[A run of records]
━━━━━━━━━━━━━━━━
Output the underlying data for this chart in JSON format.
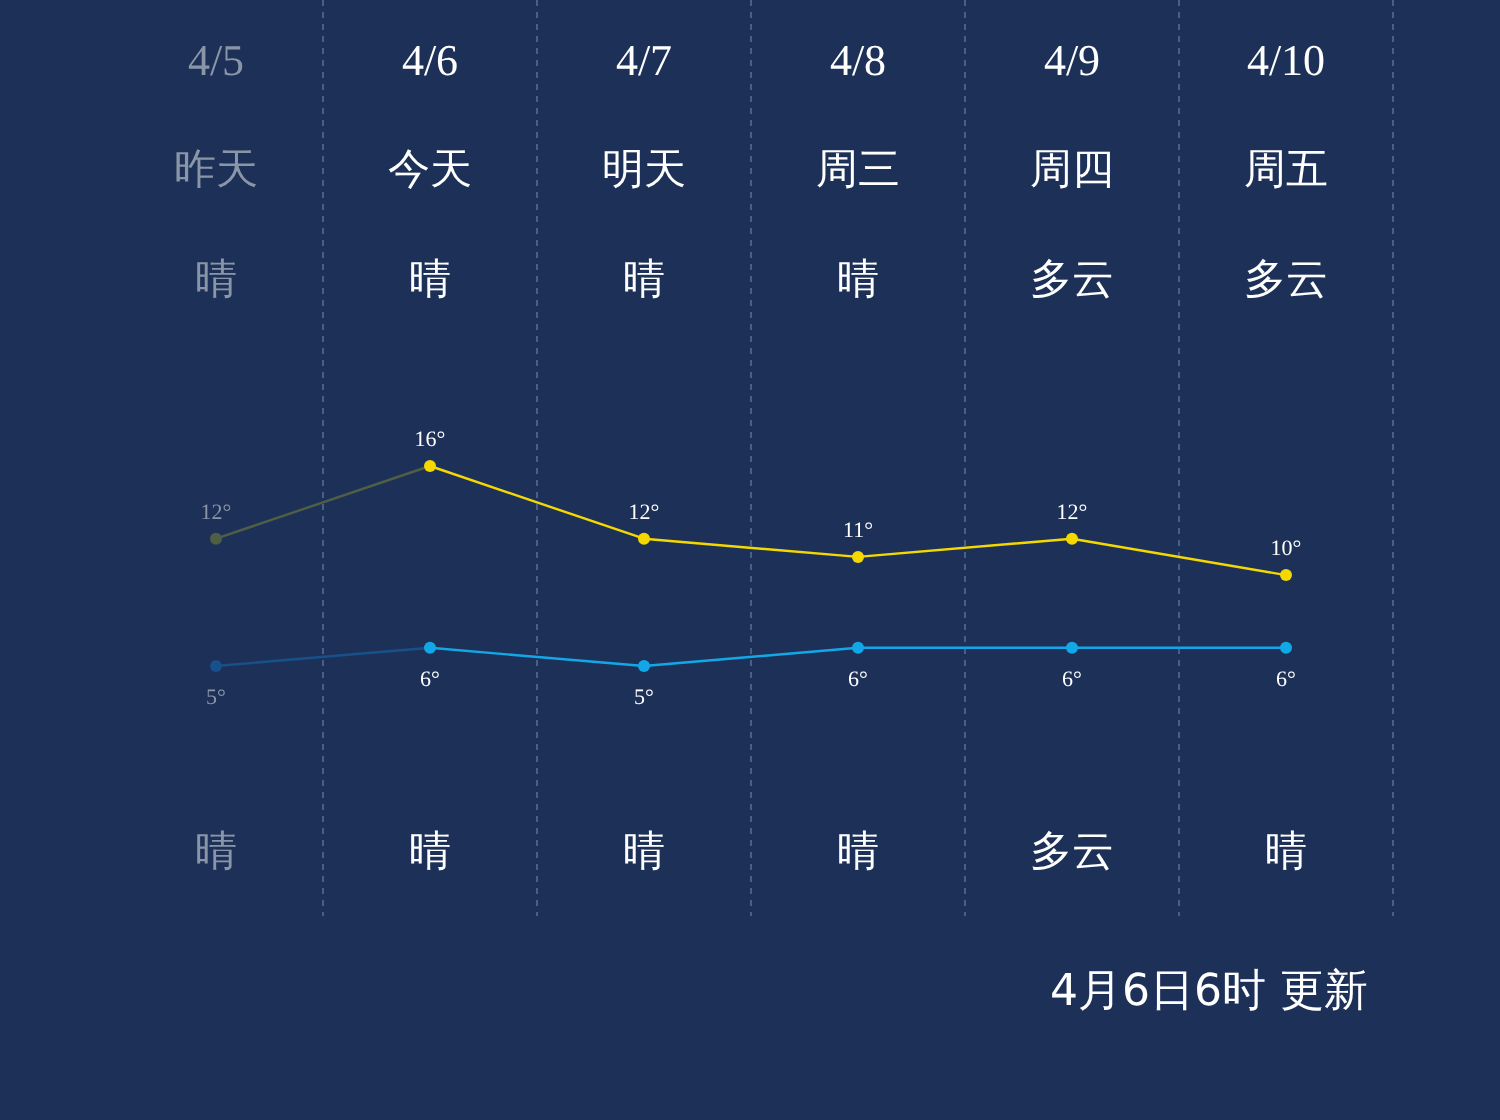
{
  "chart_data": {
    "type": "line",
    "categories": [
      "4/5",
      "4/6",
      "4/7",
      "4/8",
      "4/9",
      "4/10"
    ],
    "series": [
      {
        "color": "#f5d800",
        "colors": [
          "#4f5f45",
          null,
          null,
          null,
          null,
          null
        ],
        "values": [
          12,
          16,
          12,
          11,
          12,
          10
        ],
        "value_labels": [
          "12°",
          "16°",
          "12°",
          "11°",
          "12°",
          "10°"
        ]
      },
      {
        "color": "#12a8e8",
        "colors": [
          "#17508a",
          null,
          null,
          null,
          null,
          null
        ],
        "values": [
          5,
          6,
          5,
          6,
          6,
          6
        ],
        "value_labels": [
          "5°",
          "6°",
          "5°",
          "6°",
          "6°",
          "6°"
        ]
      }
    ],
    "tick_labels": "x",
    "grid": "x",
    "marker": "circle",
    "line_style": "solid",
    "annotations": [
      "昨天",
      "今天",
      "明天",
      "周三",
      "周四",
      "周五",
      "晴",
      "晴",
      "晴",
      "晴",
      "多云",
      "多云",
      "晴",
      "晴",
      "晴",
      "晴",
      "多云",
      "晴",
      "4月6日6时 更新"
    ]
  }
}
━━━━━━━━━━━━━━━━
Stated exercise:
Do not include the images; transcribe the rest of the listing exactly.

Finished task:
Output the underlying data for this chart in JSON format.
{
  "chart_data": {
    "type": "line",
    "categories": [
      "4/5",
      "4/6",
      "4/7",
      "4/8",
      "4/9",
      "4/10"
    ],
    "series": [
      {
        "color": "#f5d800",
        "colors": [
          "#4f5f45",
          null,
          null,
          null,
          null,
          null
        ],
        "values": [
          12,
          16,
          12,
          11,
          12,
          10
        ],
        "value_labels": [
          "12°",
          "16°",
          "12°",
          "11°",
          "12°",
          "10°"
        ]
      },
      {
        "color": "#12a8e8",
        "colors": [
          "#17508a",
          null,
          null,
          null,
          null,
          null
        ],
        "values": [
          5,
          6,
          5,
          6,
          6,
          6
        ],
        "value_labels": [
          "5°",
          "6°",
          "5°",
          "6°",
          "6°",
          "6°"
        ]
      }
    ],
    "tick_labels": "x",
    "grid": "x",
    "marker": "circle",
    "line_style": "solid",
    "annotations": [
      "昨天",
      "今天",
      "明天",
      "周三",
      "周四",
      "周五",
      "晴",
      "晴",
      "晴",
      "晴",
      "多云",
      "多云",
      "晴",
      "晴",
      "晴",
      "晴",
      "多云",
      "晴",
      "4月6日6时 更新"
    ]
  }
}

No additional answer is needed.